##### DATA EXCERPTS

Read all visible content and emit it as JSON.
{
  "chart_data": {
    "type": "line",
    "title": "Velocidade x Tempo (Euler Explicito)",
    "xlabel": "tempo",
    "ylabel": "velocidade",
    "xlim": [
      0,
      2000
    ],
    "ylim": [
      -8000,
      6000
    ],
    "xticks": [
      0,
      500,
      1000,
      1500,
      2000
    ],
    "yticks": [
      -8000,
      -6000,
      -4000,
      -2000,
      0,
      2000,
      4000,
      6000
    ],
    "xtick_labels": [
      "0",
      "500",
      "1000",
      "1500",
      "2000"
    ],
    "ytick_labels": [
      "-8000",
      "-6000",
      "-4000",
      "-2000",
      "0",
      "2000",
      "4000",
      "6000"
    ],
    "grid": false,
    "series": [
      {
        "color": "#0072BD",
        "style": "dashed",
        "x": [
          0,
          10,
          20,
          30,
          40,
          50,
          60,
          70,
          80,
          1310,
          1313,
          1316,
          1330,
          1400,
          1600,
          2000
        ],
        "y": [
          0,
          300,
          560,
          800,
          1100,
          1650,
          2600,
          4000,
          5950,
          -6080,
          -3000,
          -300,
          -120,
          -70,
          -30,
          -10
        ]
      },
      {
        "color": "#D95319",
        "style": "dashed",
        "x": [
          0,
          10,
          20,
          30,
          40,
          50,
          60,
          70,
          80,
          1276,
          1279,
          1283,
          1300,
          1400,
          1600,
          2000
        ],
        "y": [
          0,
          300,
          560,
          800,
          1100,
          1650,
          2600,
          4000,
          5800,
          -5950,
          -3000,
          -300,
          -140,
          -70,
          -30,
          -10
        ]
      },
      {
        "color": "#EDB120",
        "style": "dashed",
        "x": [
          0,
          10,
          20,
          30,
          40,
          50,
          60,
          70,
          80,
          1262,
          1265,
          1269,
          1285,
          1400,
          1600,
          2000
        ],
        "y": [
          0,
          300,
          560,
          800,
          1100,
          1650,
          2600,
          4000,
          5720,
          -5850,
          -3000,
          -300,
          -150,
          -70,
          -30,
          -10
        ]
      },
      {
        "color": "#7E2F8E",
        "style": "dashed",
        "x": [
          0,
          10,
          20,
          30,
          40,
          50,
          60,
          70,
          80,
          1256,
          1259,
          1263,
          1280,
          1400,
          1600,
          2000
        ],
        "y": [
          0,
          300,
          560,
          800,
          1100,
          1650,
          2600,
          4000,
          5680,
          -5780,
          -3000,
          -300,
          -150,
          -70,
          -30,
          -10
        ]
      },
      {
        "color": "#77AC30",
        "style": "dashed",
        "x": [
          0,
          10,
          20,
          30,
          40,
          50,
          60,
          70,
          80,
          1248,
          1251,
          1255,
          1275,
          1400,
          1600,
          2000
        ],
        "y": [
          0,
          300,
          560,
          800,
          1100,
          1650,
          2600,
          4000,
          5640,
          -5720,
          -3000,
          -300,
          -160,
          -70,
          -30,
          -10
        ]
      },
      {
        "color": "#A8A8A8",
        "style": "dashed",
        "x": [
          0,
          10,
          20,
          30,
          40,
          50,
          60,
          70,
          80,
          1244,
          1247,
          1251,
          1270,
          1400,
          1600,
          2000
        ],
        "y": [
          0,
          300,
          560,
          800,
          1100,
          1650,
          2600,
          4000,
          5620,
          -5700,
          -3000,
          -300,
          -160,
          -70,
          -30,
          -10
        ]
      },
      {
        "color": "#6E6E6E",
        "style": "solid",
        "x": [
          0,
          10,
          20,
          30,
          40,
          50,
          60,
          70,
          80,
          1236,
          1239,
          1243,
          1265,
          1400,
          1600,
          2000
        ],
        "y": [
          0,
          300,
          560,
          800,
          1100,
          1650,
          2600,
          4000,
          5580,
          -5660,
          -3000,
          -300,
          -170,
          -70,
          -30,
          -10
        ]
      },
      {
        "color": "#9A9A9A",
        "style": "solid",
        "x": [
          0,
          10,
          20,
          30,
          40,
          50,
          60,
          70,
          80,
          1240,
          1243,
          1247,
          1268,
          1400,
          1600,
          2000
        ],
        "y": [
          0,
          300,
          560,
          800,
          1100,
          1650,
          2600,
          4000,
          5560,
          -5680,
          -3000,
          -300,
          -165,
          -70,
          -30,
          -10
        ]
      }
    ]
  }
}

##########

TO BE DONE – Without changing a word, restate the whole listing.

SOLUTION TO THIS EXERCISE –
Read all visible content and emit it as JSON.
{
  "chart_data": {
    "type": "line",
    "title": "Velocidade x Tempo (Euler Explicito)",
    "xlabel": "tempo",
    "ylabel": "velocidade",
    "xlim": [
      0,
      2000
    ],
    "ylim": [
      -8000,
      6000
    ],
    "xticks": [
      0,
      500,
      1000,
      1500,
      2000
    ],
    "yticks": [
      -8000,
      -6000,
      -4000,
      -2000,
      0,
      2000,
      4000,
      6000
    ],
    "xtick_labels": [
      "0",
      "500",
      "1000",
      "1500",
      "2000"
    ],
    "ytick_labels": [
      "-8000",
      "-6000",
      "-4000",
      "-2000",
      "0",
      "2000",
      "4000",
      "6000"
    ],
    "grid": false,
    "series": [
      {
        "color": "#0072BD",
        "style": "dashed",
        "x": [
          0,
          10,
          20,
          30,
          40,
          50,
          60,
          70,
          80,
          1310,
          1313,
          1316,
          1330,
          1400,
          1600,
          2000
        ],
        "y": [
          0,
          300,
          560,
          800,
          1100,
          1650,
          2600,
          4000,
          5950,
          -6080,
          -3000,
          -300,
          -120,
          -70,
          -30,
          -10
        ]
      },
      {
        "color": "#D95319",
        "style": "dashed",
        "x": [
          0,
          10,
          20,
          30,
          40,
          50,
          60,
          70,
          80,
          1276,
          1279,
          1283,
          1300,
          1400,
          1600,
          2000
        ],
        "y": [
          0,
          300,
          560,
          800,
          1100,
          1650,
          2600,
          4000,
          5800,
          -5950,
          -3000,
          -300,
          -140,
          -70,
          -30,
          -10
        ]
      },
      {
        "color": "#EDB120",
        "style": "dashed",
        "x": [
          0,
          10,
          20,
          30,
          40,
          50,
          60,
          70,
          80,
          1262,
          1265,
          1269,
          1285,
          1400,
          1600,
          2000
        ],
        "y": [
          0,
          300,
          560,
          800,
          1100,
          1650,
          2600,
          4000,
          5720,
          -5850,
          -3000,
          -300,
          -150,
          -70,
          -30,
          -10
        ]
      },
      {
        "color": "#7E2F8E",
        "style": "dashed",
        "x": [
          0,
          10,
          20,
          30,
          40,
          50,
          60,
          70,
          80,
          1256,
          1259,
          1263,
          1280,
          1400,
          1600,
          2000
        ],
        "y": [
          0,
          300,
          560,
          800,
          1100,
          1650,
          2600,
          4000,
          5680,
          -5780,
          -3000,
          -300,
          -150,
          -70,
          -30,
          -10
        ]
      },
      {
        "color": "#77AC30",
        "style": "dashed",
        "x": [
          0,
          10,
          20,
          30,
          40,
          50,
          60,
          70,
          80,
          1248,
          1251,
          1255,
          1275,
          1400,
          1600,
          2000
        ],
        "y": [
          0,
          300,
          560,
          800,
          1100,
          1650,
          2600,
          4000,
          5640,
          -5720,
          -3000,
          -300,
          -160,
          -70,
          -30,
          -10
        ]
      },
      {
        "color": "#A8A8A8",
        "style": "dashed",
        "x": [
          0,
          10,
          20,
          30,
          40,
          50,
          60,
          70,
          80,
          1244,
          1247,
          1251,
          1270,
          1400,
          1600,
          2000
        ],
        "y": [
          0,
          300,
          560,
          800,
          1100,
          1650,
          2600,
          4000,
          5620,
          -5700,
          -3000,
          -300,
          -160,
          -70,
          -30,
          -10
        ]
      },
      {
        "color": "#6E6E6E",
        "style": "solid",
        "x": [
          0,
          10,
          20,
          30,
          40,
          50,
          60,
          70,
          80,
          1236,
          1239,
          1243,
          1265,
          1400,
          1600,
          2000
        ],
        "y": [
          0,
          300,
          560,
          800,
          1100,
          1650,
          2600,
          4000,
          5580,
          -5660,
          -3000,
          -300,
          -170,
          -70,
          -30,
          -10
        ]
      },
      {
        "color": "#9A9A9A",
        "style": "solid",
        "x": [
          0,
          10,
          20,
          30,
          40,
          50,
          60,
          70,
          80,
          1240,
          1243,
          1247,
          1268,
          1400,
          1600,
          2000
        ],
        "y": [
          0,
          300,
          560,
          800,
          1100,
          1650,
          2600,
          4000,
          5560,
          -5680,
          -3000,
          -300,
          -165,
          -70,
          -30,
          -10
        ]
      }
    ]
  }
}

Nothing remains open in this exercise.